>> START Rows

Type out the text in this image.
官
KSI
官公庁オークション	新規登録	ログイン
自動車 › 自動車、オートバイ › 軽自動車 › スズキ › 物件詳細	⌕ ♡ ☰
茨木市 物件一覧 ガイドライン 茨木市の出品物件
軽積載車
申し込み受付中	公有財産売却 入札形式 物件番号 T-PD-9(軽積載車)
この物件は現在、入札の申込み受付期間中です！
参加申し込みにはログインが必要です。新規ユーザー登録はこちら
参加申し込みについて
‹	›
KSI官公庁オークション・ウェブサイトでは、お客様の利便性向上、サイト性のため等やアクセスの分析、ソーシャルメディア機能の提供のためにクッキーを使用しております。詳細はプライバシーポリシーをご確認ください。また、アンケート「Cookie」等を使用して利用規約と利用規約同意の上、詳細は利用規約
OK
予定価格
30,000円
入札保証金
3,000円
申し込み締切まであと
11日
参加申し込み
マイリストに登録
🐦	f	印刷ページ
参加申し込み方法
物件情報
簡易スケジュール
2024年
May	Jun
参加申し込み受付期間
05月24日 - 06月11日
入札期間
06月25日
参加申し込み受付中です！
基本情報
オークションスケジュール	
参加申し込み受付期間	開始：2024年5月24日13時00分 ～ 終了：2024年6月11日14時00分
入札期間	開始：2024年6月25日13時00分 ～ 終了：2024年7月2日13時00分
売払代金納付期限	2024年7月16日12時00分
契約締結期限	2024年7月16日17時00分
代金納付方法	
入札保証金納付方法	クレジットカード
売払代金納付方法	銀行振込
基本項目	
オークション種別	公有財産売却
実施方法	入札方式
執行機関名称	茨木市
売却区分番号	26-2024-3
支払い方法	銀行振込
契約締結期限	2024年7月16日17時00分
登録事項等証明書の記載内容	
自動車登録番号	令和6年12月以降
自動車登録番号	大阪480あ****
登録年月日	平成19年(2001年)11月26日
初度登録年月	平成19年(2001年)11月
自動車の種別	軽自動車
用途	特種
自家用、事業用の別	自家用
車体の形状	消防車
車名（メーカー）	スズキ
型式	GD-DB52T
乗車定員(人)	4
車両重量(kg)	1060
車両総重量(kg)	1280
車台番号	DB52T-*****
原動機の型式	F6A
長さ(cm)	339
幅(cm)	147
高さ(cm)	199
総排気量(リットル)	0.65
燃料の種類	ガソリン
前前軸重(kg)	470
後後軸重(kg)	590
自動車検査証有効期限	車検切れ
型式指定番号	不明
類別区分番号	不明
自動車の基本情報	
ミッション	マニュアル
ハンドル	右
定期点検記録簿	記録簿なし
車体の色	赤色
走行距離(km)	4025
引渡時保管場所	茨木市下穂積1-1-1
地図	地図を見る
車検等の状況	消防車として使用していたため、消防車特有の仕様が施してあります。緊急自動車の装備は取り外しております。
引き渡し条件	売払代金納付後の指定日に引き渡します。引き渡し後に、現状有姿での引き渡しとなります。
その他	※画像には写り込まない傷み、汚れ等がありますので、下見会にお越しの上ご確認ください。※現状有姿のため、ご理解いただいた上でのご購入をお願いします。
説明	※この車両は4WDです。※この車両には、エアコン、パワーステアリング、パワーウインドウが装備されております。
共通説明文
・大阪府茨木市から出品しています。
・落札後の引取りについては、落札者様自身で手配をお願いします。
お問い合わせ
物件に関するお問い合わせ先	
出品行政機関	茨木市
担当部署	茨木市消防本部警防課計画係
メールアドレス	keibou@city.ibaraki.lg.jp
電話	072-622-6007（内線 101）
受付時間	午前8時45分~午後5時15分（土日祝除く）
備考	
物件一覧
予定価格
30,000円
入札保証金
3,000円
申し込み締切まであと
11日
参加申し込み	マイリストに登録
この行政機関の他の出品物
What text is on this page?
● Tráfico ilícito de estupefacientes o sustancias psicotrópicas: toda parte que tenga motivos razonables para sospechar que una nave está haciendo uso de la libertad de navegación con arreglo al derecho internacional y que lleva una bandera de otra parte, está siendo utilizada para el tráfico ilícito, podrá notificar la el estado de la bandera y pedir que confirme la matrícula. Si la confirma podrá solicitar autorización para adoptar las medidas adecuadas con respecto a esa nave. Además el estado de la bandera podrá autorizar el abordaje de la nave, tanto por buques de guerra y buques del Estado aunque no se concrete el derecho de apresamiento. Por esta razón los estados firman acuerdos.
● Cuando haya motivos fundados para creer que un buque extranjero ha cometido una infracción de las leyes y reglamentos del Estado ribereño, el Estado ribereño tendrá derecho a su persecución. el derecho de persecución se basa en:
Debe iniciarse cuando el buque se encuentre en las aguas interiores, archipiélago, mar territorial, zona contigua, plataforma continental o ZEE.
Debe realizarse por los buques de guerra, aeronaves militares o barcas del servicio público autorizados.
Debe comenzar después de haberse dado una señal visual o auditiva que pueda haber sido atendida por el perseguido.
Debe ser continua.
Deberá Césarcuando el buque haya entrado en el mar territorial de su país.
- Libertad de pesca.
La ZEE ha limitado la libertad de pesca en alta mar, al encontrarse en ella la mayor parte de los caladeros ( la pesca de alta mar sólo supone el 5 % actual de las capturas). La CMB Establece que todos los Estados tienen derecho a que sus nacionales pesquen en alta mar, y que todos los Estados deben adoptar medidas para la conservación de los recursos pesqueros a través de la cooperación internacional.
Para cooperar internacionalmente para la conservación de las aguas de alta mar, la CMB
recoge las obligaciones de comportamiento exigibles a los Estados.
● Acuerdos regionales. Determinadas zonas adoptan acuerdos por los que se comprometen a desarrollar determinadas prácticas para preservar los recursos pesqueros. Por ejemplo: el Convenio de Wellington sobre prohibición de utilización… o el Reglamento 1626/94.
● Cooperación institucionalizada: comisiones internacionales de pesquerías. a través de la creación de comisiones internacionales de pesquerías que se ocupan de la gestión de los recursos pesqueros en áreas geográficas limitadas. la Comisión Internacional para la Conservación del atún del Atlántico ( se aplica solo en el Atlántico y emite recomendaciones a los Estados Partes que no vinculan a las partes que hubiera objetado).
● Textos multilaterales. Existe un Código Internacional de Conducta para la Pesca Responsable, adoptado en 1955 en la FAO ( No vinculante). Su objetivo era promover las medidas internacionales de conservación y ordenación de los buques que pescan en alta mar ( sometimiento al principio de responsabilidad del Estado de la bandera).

>> END Rows

* _What to work on_:
Repeat all of the records above exactly as written.

* _The completed task_:
Type out the text in this image.
官
KSI
官公庁オークション	新規登録	ログイン
自動車 › 自動車、オートバイ › 軽自動車 › スズキ › 物件詳細	⌕ ♡ ☰
茨木市 物件一覧 ガイドライン 茨木市の出品物件
軽積載車
申し込み受付中	公有財産売却 入札形式 物件番号 T-PD-9(軽積載車)
この物件は現在、入札の申込み受付期間中です！
参加申し込みにはログインが必要です。新規ユーザー登録はこちら
参加申し込みについて
‹	›
KSI官公庁オークション・ウェブサイトでは、お客様の利便性向上、サイト性のため等やアクセスの分析、ソーシャルメディア機能の提供のためにクッキーを使用しております。詳細はプライバシーポリシーをご確認ください。また、アンケート「Cookie」等を使用して利用規約と利用規約同意の上、詳細は利用規約
OK
予定価格
30,000円
入札保証金
3,000円
申し込み締切まであと
11日
参加申し込み
マイリストに登録
🐦	f	印刷ページ
参加申し込み方法
物件情報
簡易スケジュール
2024年
May	Jun
参加申し込み受付期間
05月24日 - 06月11日
入札期間
06月25日
参加申し込み受付中です！
基本情報
オークションスケジュール	
参加申し込み受付期間	開始：2024年5月24日13時00分 ～ 終了：2024年6月11日14時00分
入札期間	開始：2024年6月25日13時00分 ～ 終了：2024年7月2日13時00分
売払代金納付期限	2024年7月16日12時00分
契約締結期限	2024年7月16日17時00分
代金納付方法	
入札保証金納付方法	クレジットカード
売払代金納付方法	銀行振込
基本項目	
オークション種別	公有財産売却
実施方法	入札方式
執行機関名称	茨木市
売却区分番号	26-2024-3
支払い方法	銀行振込
契約締結期限	2024年7月16日17時00分
登録事項等証明書の記載内容	
自動車登録番号	令和6年12月以降
自動車登録番号	大阪480あ****
登録年月日	平成19年(2001年)11月26日
初度登録年月	平成19年(2001年)11月
自動車の種別	軽自動車
用途	特種
自家用、事業用の別	自家用
車体の形状	消防車
車名（メーカー）	スズキ
型式	GD-DB52T
乗車定員(人)	4
車両重量(kg)	1060
車両総重量(kg)	1280
車台番号	DB52T-*****
原動機の型式	F6A
長さ(cm)	339
幅(cm)	147
高さ(cm)	199
総排気量(リットル)	0.65
燃料の種類	ガソリン
前前軸重(kg)	470
後後軸重(kg)	590
自動車検査証有効期限	車検切れ
型式指定番号	不明
類別区分番号	不明
自動車の基本情報	
ミッション	マニュアル
ハンドル	右
定期点検記録簿	記録簿なし
車体の色	赤色
走行距離(km)	4025
引渡時保管場所	茨木市下穂積1-1-1
地図	地図を見る
車検等の状況	消防車として使用していたため、消防車特有の仕様が施してあります。緊急自動車の装備は取り外しております。
引き渡し条件	売払代金納付後の指定日に引き渡します。引き渡し後に、現状有姿での引き渡しとなります。
その他	※画像には写り込まない傷み、汚れ等がありますので、下見会にお越しの上ご確認ください。※現状有姿のため、ご理解いただいた上でのご購入をお願いします。
説明	※この車両は4WDです。※この車両には、エアコン、パワーステアリング、パワーウインドウが装備されております。
共通説明文
・大阪府茨木市から出品しています。
・落札後の引取りについては、落札者様自身で手配をお願いします。
お問い合わせ
物件に関するお問い合わせ先	
出品行政機関	茨木市
担当部署	茨木市消防本部警防課計画係
メールアドレス	keibou@city.ibaraki.lg.jp
電話	072-622-6007（内線 101）
受付時間	午前8時45分~午後5時15分（土日祝除く）
備考	
物件一覧
予定価格
30,000円
入札保証金
3,000円
申し込み締切まであと
11日
参加申し込み	マイリストに登録
この行政機関の他の出品物
What text is on this page?
● Tráfico ilícito de estupefacientes o sustancias psicotrópicas: toda parte que tenga motivos razonables para sospechar que una nave está haciendo uso de la libertad de navegación con arreglo al derecho internacional y que lleva una bandera de otra parte, está siendo utilizada para el tráfico ilícito, podrá notificar la el estado de la bandera y pedir que confirme la matrícula. Si la confirma podrá solicitar autorización para adoptar las medidas adecuadas con respecto a esa nave. Además el estado de la bandera podrá autorizar el abordaje de la nave, tanto por buques de guerra y buques del Estado aunque no se concrete el derecho de apresamiento. Por esta razón los estados firman acuerdos.
● Cuando haya motivos fundados para creer que un buque extranjero ha cometido una infracción de las leyes y reglamentos del Estado ribereño, el Estado ribereño tendrá derecho a su persecución. el derecho de persecución se basa en:
Debe iniciarse cuando el buque se encuentre en las aguas interiores, archipiélago, mar territorial, zona contigua, plataforma continental o ZEE.
Debe realizarse por los buques de guerra, aeronaves militares o barcas del servicio público autorizados.
Debe comenzar después de haberse dado una señal visual o auditiva que pueda haber sido atendida por el perseguido.
Debe ser continua.
Deberá Césarcuando el buque haya entrado en el mar territorial de su país.
- Libertad de pesca.
La ZEE ha limitado la libertad de pesca en alta mar, al encontrarse en ella la mayor parte de los caladeros ( la pesca de alta mar sólo supone el 5 % actual de las capturas). La CMB Establece que todos los Estados tienen derecho a que sus nacionales pesquen en alta mar, y que todos los Estados deben adoptar medidas para la conservación de los recursos pesqueros a través de la cooperación internacional.
Para cooperar internacionalmente para la conservación de las aguas de alta mar, la CMB
recoge las obligaciones de comportamiento exigibles a los Estados.
● Acuerdos regionales. Determinadas zonas adoptan acuerdos por los que se comprometen a desarrollar determinadas prácticas para preservar los recursos pesqueros. Por ejemplo: el Convenio de Wellington sobre prohibición de utilización… o el Reglamento 1626/94.
● Cooperación institucionalizada: comisiones internacionales de pesquerías. a través de la creación de comisiones internacionales de pesquerías que se ocupan de la gestión de los recursos pesqueros en áreas geográficas limitadas. la Comisión Internacional para la Conservación del atún del Atlántico ( se aplica solo en el Atlántico y emite recomendaciones a los Estados Partes que no vinculan a las partes que hubiera objetado).
● Textos multilaterales. Existe un Código Internacional de Conducta para la Pesca Responsable, adoptado en 1955 en la FAO ( No vinculante). Su objetivo era promover las medidas internacionales de conservación y ordenación de los buques que pescan en alta mar ( sometimiento al principio de responsabilidad del Estado de la bandera).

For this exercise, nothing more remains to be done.